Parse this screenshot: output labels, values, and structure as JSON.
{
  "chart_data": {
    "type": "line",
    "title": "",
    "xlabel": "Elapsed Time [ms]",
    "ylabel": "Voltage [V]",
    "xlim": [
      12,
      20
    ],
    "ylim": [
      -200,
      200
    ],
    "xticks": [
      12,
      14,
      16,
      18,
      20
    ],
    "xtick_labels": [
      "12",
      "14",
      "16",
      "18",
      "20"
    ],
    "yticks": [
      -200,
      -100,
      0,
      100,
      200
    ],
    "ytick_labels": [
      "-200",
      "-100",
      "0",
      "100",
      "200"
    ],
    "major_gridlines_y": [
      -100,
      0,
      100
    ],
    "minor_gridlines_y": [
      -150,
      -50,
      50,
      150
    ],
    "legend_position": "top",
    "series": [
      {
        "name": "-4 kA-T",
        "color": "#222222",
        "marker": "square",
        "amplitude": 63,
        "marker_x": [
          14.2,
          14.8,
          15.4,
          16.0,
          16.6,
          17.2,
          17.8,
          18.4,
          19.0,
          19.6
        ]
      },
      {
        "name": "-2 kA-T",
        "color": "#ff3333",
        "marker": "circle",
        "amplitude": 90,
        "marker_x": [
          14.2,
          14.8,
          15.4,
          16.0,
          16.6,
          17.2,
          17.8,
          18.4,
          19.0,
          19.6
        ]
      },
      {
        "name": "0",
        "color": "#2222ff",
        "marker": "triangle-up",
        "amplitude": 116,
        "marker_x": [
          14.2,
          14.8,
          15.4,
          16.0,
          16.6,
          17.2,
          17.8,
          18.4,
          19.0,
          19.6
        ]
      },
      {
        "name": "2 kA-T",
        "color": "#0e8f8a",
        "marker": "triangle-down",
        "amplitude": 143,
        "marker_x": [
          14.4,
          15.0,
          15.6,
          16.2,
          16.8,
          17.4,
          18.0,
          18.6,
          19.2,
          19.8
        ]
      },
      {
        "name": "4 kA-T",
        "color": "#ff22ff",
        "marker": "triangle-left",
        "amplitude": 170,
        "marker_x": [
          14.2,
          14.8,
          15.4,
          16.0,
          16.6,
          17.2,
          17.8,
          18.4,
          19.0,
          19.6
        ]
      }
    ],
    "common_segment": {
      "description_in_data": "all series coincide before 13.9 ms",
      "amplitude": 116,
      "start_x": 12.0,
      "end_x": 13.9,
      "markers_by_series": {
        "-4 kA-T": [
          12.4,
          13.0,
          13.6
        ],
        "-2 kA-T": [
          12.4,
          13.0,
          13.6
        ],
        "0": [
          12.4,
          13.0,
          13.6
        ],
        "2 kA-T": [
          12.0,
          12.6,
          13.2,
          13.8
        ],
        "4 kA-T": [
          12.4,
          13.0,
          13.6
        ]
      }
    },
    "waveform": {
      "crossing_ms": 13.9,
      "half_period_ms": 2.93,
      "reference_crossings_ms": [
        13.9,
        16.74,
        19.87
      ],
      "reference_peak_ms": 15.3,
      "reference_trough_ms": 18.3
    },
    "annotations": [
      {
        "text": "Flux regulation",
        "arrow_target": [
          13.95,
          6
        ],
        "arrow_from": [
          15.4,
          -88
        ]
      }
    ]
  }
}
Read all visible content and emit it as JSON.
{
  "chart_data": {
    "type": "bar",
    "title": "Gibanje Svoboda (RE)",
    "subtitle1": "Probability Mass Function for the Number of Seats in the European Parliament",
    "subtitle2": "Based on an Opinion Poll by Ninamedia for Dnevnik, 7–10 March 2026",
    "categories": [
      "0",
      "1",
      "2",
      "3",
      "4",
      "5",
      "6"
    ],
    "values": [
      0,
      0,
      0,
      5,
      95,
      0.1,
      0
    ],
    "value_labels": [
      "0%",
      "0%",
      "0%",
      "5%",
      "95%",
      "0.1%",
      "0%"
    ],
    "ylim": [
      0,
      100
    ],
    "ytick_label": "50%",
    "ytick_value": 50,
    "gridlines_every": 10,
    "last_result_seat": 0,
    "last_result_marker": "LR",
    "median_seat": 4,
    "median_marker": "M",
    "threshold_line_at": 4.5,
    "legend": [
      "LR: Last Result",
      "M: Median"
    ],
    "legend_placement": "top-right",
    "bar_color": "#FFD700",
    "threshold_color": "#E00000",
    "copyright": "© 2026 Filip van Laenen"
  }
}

◆ What is being asked:
Copy only the stretch running from the line containing "Read all visible content and emit it as JSON." to the final line of the entries, both ends included, exactly as it stands.

◆ Task response:
Read all visible content and emit it as JSON.
{
  "chart_data": {
    "type": "bar",
    "title": "Gibanje Svoboda (RE)",
    "subtitle1": "Probability Mass Function for the Number of Seats in the European Parliament",
    "subtitle2": "Based on an Opinion Poll by Ninamedia for Dnevnik, 7–10 March 2026",
    "categories": [
      "0",
      "1",
      "2",
      "3",
      "4",
      "5",
      "6"
    ],
    "values": [
      0,
      0,
      0,
      5,
      95,
      0.1,
      0
    ],
    "value_labels": [
      "0%",
      "0%",
      "0%",
      "5%",
      "95%",
      "0.1%",
      "0%"
    ],
    "ylim": [
      0,
      100
    ],
    "ytick_label": "50%",
    "ytick_value": 50,
    "gridlines_every": 10,
    "last_result_seat": 0,
    "last_result_marker": "LR",
    "median_seat": 4,
    "median_marker": "M",
    "threshold_line_at": 4.5,
    "legend": [
      "LR: Last Result",
      "M: Median"
    ],
    "legend_placement": "top-right",
    "bar_color": "#FFD700",
    "threshold_color": "#E00000",
    "copyright": "© 2026 Filip van Laenen"
  }
}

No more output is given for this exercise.